'''

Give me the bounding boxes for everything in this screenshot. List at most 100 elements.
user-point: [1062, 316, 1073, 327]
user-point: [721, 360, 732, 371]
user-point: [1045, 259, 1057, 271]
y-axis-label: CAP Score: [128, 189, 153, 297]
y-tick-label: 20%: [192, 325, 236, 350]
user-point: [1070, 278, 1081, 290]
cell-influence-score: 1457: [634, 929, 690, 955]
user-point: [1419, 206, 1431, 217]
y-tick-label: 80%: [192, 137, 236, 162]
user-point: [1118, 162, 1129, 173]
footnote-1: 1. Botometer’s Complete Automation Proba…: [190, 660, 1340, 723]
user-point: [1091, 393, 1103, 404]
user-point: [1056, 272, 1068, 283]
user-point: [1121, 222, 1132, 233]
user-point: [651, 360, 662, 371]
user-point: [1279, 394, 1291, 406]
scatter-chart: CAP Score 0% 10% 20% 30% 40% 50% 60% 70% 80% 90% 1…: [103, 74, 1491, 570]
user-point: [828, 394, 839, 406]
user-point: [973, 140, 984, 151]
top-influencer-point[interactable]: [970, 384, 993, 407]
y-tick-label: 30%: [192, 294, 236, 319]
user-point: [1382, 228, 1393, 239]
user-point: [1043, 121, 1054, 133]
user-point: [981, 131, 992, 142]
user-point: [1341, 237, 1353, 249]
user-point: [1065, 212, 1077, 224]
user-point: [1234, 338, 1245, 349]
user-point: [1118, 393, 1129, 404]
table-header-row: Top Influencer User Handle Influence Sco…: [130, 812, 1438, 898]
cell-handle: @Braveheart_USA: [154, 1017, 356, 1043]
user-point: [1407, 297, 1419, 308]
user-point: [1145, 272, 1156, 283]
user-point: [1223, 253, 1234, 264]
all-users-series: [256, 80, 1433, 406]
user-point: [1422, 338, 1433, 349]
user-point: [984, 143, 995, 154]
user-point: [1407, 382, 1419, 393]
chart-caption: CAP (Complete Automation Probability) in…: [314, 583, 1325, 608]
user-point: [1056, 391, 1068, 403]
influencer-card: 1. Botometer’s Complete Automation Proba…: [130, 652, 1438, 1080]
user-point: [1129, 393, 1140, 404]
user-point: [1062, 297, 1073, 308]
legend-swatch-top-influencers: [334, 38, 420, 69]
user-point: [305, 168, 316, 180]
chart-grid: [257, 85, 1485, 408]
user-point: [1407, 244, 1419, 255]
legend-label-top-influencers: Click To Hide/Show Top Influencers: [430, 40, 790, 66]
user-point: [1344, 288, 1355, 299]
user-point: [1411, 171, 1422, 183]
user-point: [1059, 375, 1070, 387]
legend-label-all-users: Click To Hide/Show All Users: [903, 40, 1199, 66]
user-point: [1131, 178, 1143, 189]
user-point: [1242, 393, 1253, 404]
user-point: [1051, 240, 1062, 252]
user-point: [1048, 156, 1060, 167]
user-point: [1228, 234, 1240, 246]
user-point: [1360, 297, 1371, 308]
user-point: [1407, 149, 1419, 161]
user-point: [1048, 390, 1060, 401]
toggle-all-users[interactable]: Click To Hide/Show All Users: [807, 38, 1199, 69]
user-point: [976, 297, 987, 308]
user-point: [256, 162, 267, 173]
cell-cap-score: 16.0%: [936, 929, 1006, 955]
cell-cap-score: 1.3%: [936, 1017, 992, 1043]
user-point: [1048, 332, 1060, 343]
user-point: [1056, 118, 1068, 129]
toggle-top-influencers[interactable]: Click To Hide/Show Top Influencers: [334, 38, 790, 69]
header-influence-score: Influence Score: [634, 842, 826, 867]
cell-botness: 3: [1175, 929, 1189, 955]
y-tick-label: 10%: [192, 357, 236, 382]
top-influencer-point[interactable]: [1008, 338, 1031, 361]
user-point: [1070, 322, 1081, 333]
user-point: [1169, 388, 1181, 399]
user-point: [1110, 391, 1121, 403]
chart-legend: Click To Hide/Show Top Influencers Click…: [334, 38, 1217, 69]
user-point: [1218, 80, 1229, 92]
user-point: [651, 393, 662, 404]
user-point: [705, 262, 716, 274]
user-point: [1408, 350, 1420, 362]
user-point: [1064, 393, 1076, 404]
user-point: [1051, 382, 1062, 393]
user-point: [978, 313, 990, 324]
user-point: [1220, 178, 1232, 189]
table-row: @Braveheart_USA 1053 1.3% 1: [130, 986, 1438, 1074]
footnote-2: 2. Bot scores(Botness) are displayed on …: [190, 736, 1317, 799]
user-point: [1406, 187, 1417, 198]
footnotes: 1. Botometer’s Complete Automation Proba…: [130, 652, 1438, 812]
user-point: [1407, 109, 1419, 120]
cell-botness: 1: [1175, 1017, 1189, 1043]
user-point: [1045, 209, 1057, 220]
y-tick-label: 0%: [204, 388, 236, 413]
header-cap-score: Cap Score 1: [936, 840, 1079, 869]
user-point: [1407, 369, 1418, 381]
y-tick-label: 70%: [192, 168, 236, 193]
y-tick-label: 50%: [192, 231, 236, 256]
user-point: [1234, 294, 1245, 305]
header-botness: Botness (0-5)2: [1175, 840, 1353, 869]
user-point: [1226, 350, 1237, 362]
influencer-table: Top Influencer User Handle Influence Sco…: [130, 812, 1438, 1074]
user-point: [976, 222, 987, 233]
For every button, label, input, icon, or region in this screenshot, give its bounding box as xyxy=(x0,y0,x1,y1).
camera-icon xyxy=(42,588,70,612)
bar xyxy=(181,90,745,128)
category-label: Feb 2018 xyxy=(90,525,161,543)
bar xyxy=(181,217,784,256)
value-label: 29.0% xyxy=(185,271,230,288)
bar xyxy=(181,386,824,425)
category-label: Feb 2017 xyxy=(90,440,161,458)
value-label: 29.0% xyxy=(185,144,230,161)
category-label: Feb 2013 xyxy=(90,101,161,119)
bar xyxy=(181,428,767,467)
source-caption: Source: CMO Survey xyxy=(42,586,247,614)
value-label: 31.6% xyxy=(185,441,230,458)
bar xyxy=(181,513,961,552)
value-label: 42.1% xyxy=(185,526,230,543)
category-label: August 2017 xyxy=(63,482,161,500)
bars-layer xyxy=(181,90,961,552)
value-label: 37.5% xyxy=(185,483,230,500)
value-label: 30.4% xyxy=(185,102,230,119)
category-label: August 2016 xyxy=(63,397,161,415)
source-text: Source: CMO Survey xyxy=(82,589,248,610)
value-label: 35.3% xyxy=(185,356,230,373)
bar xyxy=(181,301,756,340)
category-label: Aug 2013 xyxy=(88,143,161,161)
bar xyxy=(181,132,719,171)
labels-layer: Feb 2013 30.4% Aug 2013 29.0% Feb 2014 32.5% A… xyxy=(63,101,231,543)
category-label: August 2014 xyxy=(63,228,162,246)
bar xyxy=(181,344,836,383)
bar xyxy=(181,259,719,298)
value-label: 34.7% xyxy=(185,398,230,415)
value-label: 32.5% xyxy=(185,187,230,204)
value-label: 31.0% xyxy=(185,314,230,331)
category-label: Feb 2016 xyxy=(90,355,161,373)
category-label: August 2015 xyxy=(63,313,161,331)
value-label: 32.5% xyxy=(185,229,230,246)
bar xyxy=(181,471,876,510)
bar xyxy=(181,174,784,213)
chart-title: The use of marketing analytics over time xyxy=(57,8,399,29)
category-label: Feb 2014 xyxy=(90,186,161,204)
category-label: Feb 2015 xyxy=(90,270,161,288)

'''

Please update the rows above by changing every "value-label" to "data-label" and leaving everything else as it is.

Give me the bounding boxes for everything in this screenshot. List at most 100 elements.
user-point: [1062, 316, 1073, 327]
user-point: [721, 360, 732, 371]
user-point: [1045, 259, 1057, 271]
y-axis-label: CAP Score: [128, 189, 153, 297]
y-tick-label: 20%: [192, 325, 236, 350]
user-point: [1070, 278, 1081, 290]
cell-influence-score: 1457: [634, 929, 690, 955]
user-point: [1419, 206, 1431, 217]
y-tick-label: 80%: [192, 137, 236, 162]
user-point: [1118, 162, 1129, 173]
footnote-1: 1. Botometer’s Complete Automation Proba…: [190, 660, 1340, 723]
user-point: [1091, 393, 1103, 404]
user-point: [1056, 272, 1068, 283]
user-point: [1121, 222, 1132, 233]
user-point: [651, 360, 662, 371]
user-point: [1279, 394, 1291, 406]
scatter-chart: CAP Score 0% 10% 20% 30% 40% 50% 60% 70% 80% 90% 1…: [103, 74, 1491, 570]
user-point: [828, 394, 839, 406]
user-point: [973, 140, 984, 151]
top-influencer-point[interactable]: [970, 384, 993, 407]
y-tick-label: 30%: [192, 294, 236, 319]
user-point: [1382, 228, 1393, 239]
user-point: [1043, 121, 1054, 133]
user-point: [981, 131, 992, 142]
user-point: [1341, 237, 1353, 249]
user-point: [1065, 212, 1077, 224]
user-point: [1234, 338, 1245, 349]
user-point: [1118, 393, 1129, 404]
table-header-row: Top Influencer User Handle Influence Sco…: [130, 812, 1438, 898]
cell-handle: @Braveheart_USA: [154, 1017, 356, 1043]
user-point: [1407, 297, 1419, 308]
user-point: [1145, 272, 1156, 283]
user-point: [1223, 253, 1234, 264]
all-users-series: [256, 80, 1433, 406]
user-point: [1422, 338, 1433, 349]
user-point: [984, 143, 995, 154]
user-point: [1407, 382, 1419, 393]
chart-caption: CAP (Complete Automation Probability) in…: [314, 583, 1325, 608]
user-point: [1056, 391, 1068, 403]
influencer-card: 1. Botometer’s Complete Automation Proba…: [130, 652, 1438, 1080]
user-point: [1129, 393, 1140, 404]
user-point: [1062, 297, 1073, 308]
legend-swatch-top-influencers: [334, 38, 420, 69]
user-point: [305, 168, 316, 180]
chart-grid: [257, 85, 1485, 408]
user-point: [1407, 244, 1419, 255]
legend-label-top-influencers: Click To Hide/Show Top Influencers: [430, 40, 790, 66]
user-point: [1344, 288, 1355, 299]
user-point: [1411, 171, 1422, 183]
user-point: [1059, 375, 1070, 387]
legend-label-all-users: Click To Hide/Show All Users: [903, 40, 1199, 66]
user-point: [1131, 178, 1143, 189]
user-point: [1242, 393, 1253, 404]
user-point: [1051, 240, 1062, 252]
user-point: [1048, 156, 1060, 167]
user-point: [1228, 234, 1240, 246]
user-point: [1360, 297, 1371, 308]
user-point: [1407, 149, 1419, 161]
user-point: [1048, 390, 1060, 401]
toggle-all-users[interactable]: Click To Hide/Show All Users: [807, 38, 1199, 69]
user-point: [976, 297, 987, 308]
user-point: [256, 162, 267, 173]
cell-cap-score: 16.0%: [936, 929, 1006, 955]
cell-cap-score: 1.3%: [936, 1017, 992, 1043]
user-point: [1048, 332, 1060, 343]
user-point: [1056, 118, 1068, 129]
toggle-top-influencers[interactable]: Click To Hide/Show Top Influencers: [334, 38, 790, 69]
header-influence-score: Influence Score: [634, 842, 826, 867]
cell-botness: 3: [1175, 929, 1189, 955]
y-tick-label: 10%: [192, 357, 236, 382]
top-influencer-point[interactable]: [1008, 338, 1031, 361]
user-point: [1070, 322, 1081, 333]
user-point: [1169, 388, 1181, 399]
user-point: [1110, 391, 1121, 403]
chart-legend: Click To Hide/Show Top Influencers Click…: [334, 38, 1217, 69]
user-point: [1218, 80, 1229, 92]
user-point: [651, 393, 662, 404]
user-point: [705, 262, 716, 274]
user-point: [1408, 350, 1420, 362]
user-point: [1064, 393, 1076, 404]
user-point: [1051, 382, 1062, 393]
user-point: [978, 313, 990, 324]
user-point: [1220, 178, 1232, 189]
table-row: @Braveheart_USA 1053 1.3% 1: [130, 986, 1438, 1074]
footnote-2: 2. Bot scores(Botness) are displayed on …: [190, 736, 1317, 799]
user-point: [1406, 187, 1417, 198]
footnotes: 1. Botometer’s Complete Automation Proba…: [130, 652, 1438, 812]
user-point: [1407, 109, 1419, 120]
cell-botness: 1: [1175, 1017, 1189, 1043]
user-point: [1045, 209, 1057, 220]
y-tick-label: 0%: [204, 388, 236, 413]
header-cap-score: Cap Score 1: [936, 840, 1079, 869]
user-point: [1407, 369, 1418, 381]
y-tick-label: 70%: [192, 168, 236, 193]
y-tick-label: 50%: [192, 231, 236, 256]
user-point: [1234, 294, 1245, 305]
header-botness: Botness (0-5)2: [1175, 840, 1353, 869]
user-point: [1226, 350, 1237, 362]
influencer-table: Top Influencer User Handle Influence Sco…: [130, 812, 1438, 1074]
user-point: [976, 222, 987, 233]
For every button, label, input, icon, or region in this screenshot, give its bounding box as xyxy=(x0,y0,x1,y1).
camera-icon xyxy=(42,588,70,612)
bar xyxy=(181,90,745,128)
category-label: Feb 2018 xyxy=(90,525,161,543)
bar xyxy=(181,217,784,256)
data-label: 29.0% xyxy=(185,271,230,288)
bar xyxy=(181,386,824,425)
category-label: Feb 2017 xyxy=(90,440,161,458)
data-label: 29.0% xyxy=(185,144,230,161)
category-label: Feb 2013 xyxy=(90,101,161,119)
bar xyxy=(181,428,767,467)
source-caption: Source: CMO Survey xyxy=(42,586,247,614)
data-label: 31.6% xyxy=(185,441,230,458)
bar xyxy=(181,513,961,552)
data-label: 42.1% xyxy=(185,526,230,543)
category-label: August 2017 xyxy=(63,482,161,500)
bars-layer xyxy=(181,90,961,552)
data-label: 37.5% xyxy=(185,483,230,500)
data-label: 30.4% xyxy=(185,102,230,119)
category-label: August 2016 xyxy=(63,397,161,415)
source-text: Source: CMO Survey xyxy=(82,589,248,610)
data-label: 35.3% xyxy=(185,356,230,373)
bar xyxy=(181,301,756,340)
category-label: Aug 2013 xyxy=(88,143,161,161)
bar xyxy=(181,132,719,171)
labels-layer: Feb 2013 30.4% Aug 2013 29.0% Feb 2014 32.5% A… xyxy=(63,101,231,543)
category-label: August 2014 xyxy=(63,228,162,246)
bar xyxy=(181,344,836,383)
bar xyxy=(181,259,719,298)
data-label: 34.7% xyxy=(185,398,230,415)
data-label: 32.5% xyxy=(185,187,230,204)
data-label: 31.0% xyxy=(185,314,230,331)
category-label: Feb 2016 xyxy=(90,355,161,373)
category-label: August 2015 xyxy=(63,313,161,331)
data-label: 32.5% xyxy=(185,229,230,246)
bar xyxy=(181,471,876,510)
bar xyxy=(181,174,784,213)
chart-title: The use of marketing analytics over time xyxy=(57,8,399,29)
category-label: Feb 2014 xyxy=(90,186,161,204)
category-label: Feb 2015 xyxy=(90,270,161,288)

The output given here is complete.